> Given data:
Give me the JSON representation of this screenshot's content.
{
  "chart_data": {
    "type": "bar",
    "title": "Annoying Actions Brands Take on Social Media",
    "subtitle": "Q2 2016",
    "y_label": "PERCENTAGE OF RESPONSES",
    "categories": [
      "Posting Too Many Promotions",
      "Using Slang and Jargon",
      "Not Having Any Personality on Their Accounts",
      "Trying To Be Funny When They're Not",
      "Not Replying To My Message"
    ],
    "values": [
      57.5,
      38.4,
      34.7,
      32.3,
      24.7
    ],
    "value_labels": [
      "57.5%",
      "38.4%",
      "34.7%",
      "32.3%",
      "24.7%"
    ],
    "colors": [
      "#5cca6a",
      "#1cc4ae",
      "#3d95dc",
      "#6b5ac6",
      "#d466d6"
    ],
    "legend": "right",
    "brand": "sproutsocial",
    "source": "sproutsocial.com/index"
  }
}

> Task objective: Every entry needs to be retyped exactly.

> Result of the exercise:
Give me the JSON representation of this screenshot's content.
{
  "chart_data": {
    "type": "bar",
    "title": "Annoying Actions Brands Take on Social Media",
    "subtitle": "Q2 2016",
    "y_label": "PERCENTAGE OF RESPONSES",
    "categories": [
      "Posting Too Many Promotions",
      "Using Slang and Jargon",
      "Not Having Any Personality on Their Accounts",
      "Trying To Be Funny When They're Not",
      "Not Replying To My Message"
    ],
    "values": [
      57.5,
      38.4,
      34.7,
      32.3,
      24.7
    ],
    "value_labels": [
      "57.5%",
      "38.4%",
      "34.7%",
      "32.3%",
      "24.7%"
    ],
    "colors": [
      "#5cca6a",
      "#1cc4ae",
      "#3d95dc",
      "#6b5ac6",
      "#d466d6"
    ],
    "legend": "right",
    "brand": "sproutsocial",
    "source": "sproutsocial.com/index"
  }
}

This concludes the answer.